WORK TO DO: Collect every line below that contains the word "Velocity".

GIVEN RECORDS:
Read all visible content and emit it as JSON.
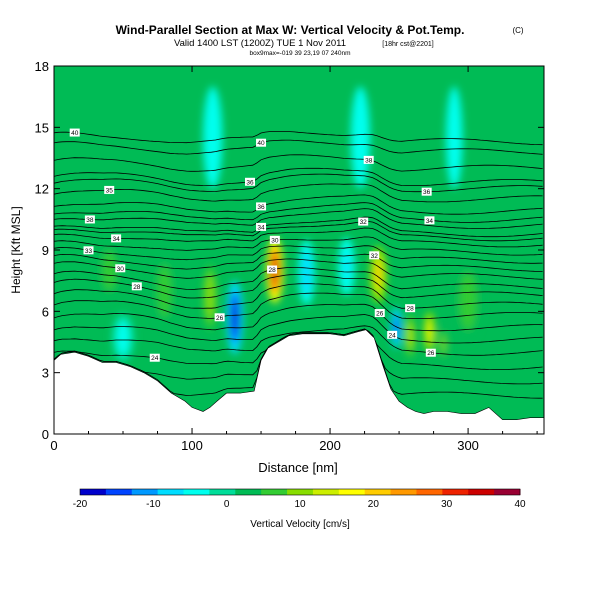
{
  "chart_data": {
    "type": "heatmap",
    "title": "Wind-Parallel Section at Max W: Vertical Velocity & Pot.Temp.",
    "title_mark": "(C)",
    "subtitle": "Valid 1400 LST (1200Z) TUE 1 Nov 2011",
    "subtitle_right": "[18hr cst@2201]",
    "subtitle2": "box9max=-019 39 23,19 07 240nm",
    "xlabel": "Distance [nm]",
    "ylabel": "Height [Kft MSL]",
    "xlim": [
      0,
      355
    ],
    "ylim": [
      0,
      18
    ],
    "xticks": [
      0,
      100,
      200,
      300
    ],
    "yticks": [
      0,
      3,
      6,
      9,
      12,
      15,
      18
    ],
    "colorbar": {
      "label": "Vertical Velocity [cm/s]",
      "ticks": [
        -20,
        -10,
        0,
        10,
        20,
        30,
        40
      ],
      "range": [
        -20,
        40
      ],
      "colors": [
        "#0000cc",
        "#0044ff",
        "#0099ff",
        "#00ddff",
        "#00ffee",
        "#00dd99",
        "#00bb55",
        "#33cc33",
        "#88dd00",
        "#ccee00",
        "#ffff00",
        "#ffcc00",
        "#ff9900",
        "#ff6600",
        "#ee2200",
        "#cc0000",
        "#990033"
      ]
    },
    "background_value": 2,
    "terrain": {
      "x": [
        0,
        5,
        15,
        25,
        35,
        45,
        55,
        65,
        75,
        85,
        95,
        100,
        108,
        113,
        118,
        125,
        135,
        145,
        150,
        155,
        160,
        165,
        170,
        180,
        190,
        200,
        210,
        220,
        226,
        232,
        238,
        244,
        250,
        256,
        262,
        268,
        275,
        285,
        295,
        305,
        315,
        325,
        335,
        345,
        355
      ],
      "y": [
        3.6,
        3.9,
        4.0,
        3.8,
        3.5,
        3.5,
        3.3,
        3.0,
        2.6,
        2.0,
        1.6,
        1.3,
        1.1,
        1.3,
        1.6,
        2.0,
        2.0,
        2.1,
        3.6,
        4.2,
        4.4,
        4.6,
        4.8,
        4.9,
        4.9,
        4.9,
        4.8,
        5.0,
        5.1,
        4.7,
        3.4,
        2.2,
        1.6,
        1.3,
        1.1,
        1.0,
        1.1,
        1.1,
        1.0,
        1.0,
        1.3,
        0.7,
        0.7,
        0.8,
        0.8
      ]
    },
    "cells": [
      {
        "x": 131,
        "y": 5.7,
        "sx": 6,
        "sy": 1.8,
        "v": -18
      },
      {
        "x": 160,
        "y": 8.0,
        "sx": 6,
        "sy": 1.6,
        "v": 36
      },
      {
        "x": 183,
        "y": 7.9,
        "sx": 6,
        "sy": 1.6,
        "v": -9
      },
      {
        "x": 235,
        "y": 7.8,
        "sx": 6,
        "sy": 1.4,
        "v": 19
      },
      {
        "x": 212,
        "y": 8.2,
        "sx": 6,
        "sy": 1.4,
        "v": -6
      },
      {
        "x": 248,
        "y": 5.2,
        "sx": 4,
        "sy": 1.0,
        "v": -13
      },
      {
        "x": 258,
        "y": 4.8,
        "sx": 4,
        "sy": 1.1,
        "v": 14
      },
      {
        "x": 272,
        "y": 5.0,
        "sx": 4,
        "sy": 1.0,
        "v": 18
      },
      {
        "x": 282,
        "y": 4.4,
        "sx": 4,
        "sy": 0.9,
        "v": 9
      },
      {
        "x": 113,
        "y": 6.7,
        "sx": 5,
        "sy": 1.6,
        "v": 11
      },
      {
        "x": 40,
        "y": 8.0,
        "sx": 8,
        "sy": 1.4,
        "v": 8
      },
      {
        "x": 80,
        "y": 7.0,
        "sx": 8,
        "sy": 1.8,
        "v": 7
      },
      {
        "x": 115,
        "y": 14.5,
        "sx": 7,
        "sy": 2.5,
        "v": -5
      },
      {
        "x": 222,
        "y": 14.5,
        "sx": 7,
        "sy": 2.5,
        "v": -5
      },
      {
        "x": 290,
        "y": 14.5,
        "sx": 6,
        "sy": 2.5,
        "v": -5
      },
      {
        "x": 300,
        "y": 6.5,
        "sx": 10,
        "sy": 2.0,
        "v": 6
      },
      {
        "x": 50,
        "y": 4.7,
        "sx": 8,
        "sy": 1.2,
        "v": -3
      }
    ],
    "isentropes": [
      {
        "base": 13.8,
        "label": "40",
        "label_x": 150
      },
      {
        "base": 14.3,
        "label": "40",
        "label_x": 15
      },
      {
        "base": 13.0,
        "label": "38",
        "label_x": 228
      },
      {
        "base": 12.3,
        "label": "36",
        "label_x": 142
      },
      {
        "base": 12.0,
        "label": "36",
        "label_x": 270
      },
      {
        "base": 11.5,
        "label": "35",
        "label_x": 40
      },
      {
        "base": 10.9,
        "label": "36",
        "label_x": 150
      },
      {
        "base": 10.5,
        "label": "34",
        "label_x": 272
      },
      {
        "base": 10.2,
        "label": "38",
        "label_x": 26
      },
      {
        "base": 9.8,
        "label": "34",
        "label_x": 150
      },
      {
        "base": 9.6,
        "label": "32",
        "label_x": 224
      },
      {
        "base": 9.3,
        "label": "34",
        "label_x": 45
      },
      {
        "base": 8.9,
        "label": "30",
        "label_x": 160
      },
      {
        "base": 8.5,
        "label": "33",
        "label_x": 25
      },
      {
        "base": 8.1,
        "label": "32",
        "label_x": 232
      },
      {
        "base": 7.7,
        "label": "30",
        "label_x": 48
      },
      {
        "base": 7.2,
        "label": "28",
        "label_x": 158
      },
      {
        "base": 6.8,
        "label": "28",
        "label_x": 60
      },
      {
        "base": 6.3,
        "label": "28",
        "label_x": 258
      },
      {
        "base": 5.8,
        "label": "26",
        "label_x": 120
      },
      {
        "base": 5.2,
        "label": "26",
        "label_x": 236
      },
      {
        "base": 4.6,
        "label": "24",
        "label_x": 245
      },
      {
        "base": 4.0,
        "label": "26",
        "label_x": 273
      },
      {
        "base": 3.3,
        "label": "24",
        "label_x": 73
      },
      {
        "base": 2.6,
        "label": "",
        "label_x": 0
      },
      {
        "base": 1.9,
        "label": "",
        "label_x": 0
      }
    ]
  }
}
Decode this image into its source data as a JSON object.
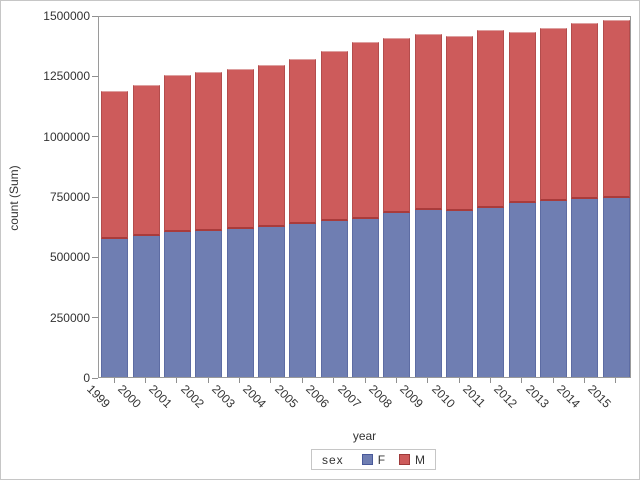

SOLUTION TO THE EXERCISE:
    "title": "Wind-Parallel Section at Max W: Vertical Velocity & Pot.Temp.",
      "label": "Vertical Velocity [cm/s]",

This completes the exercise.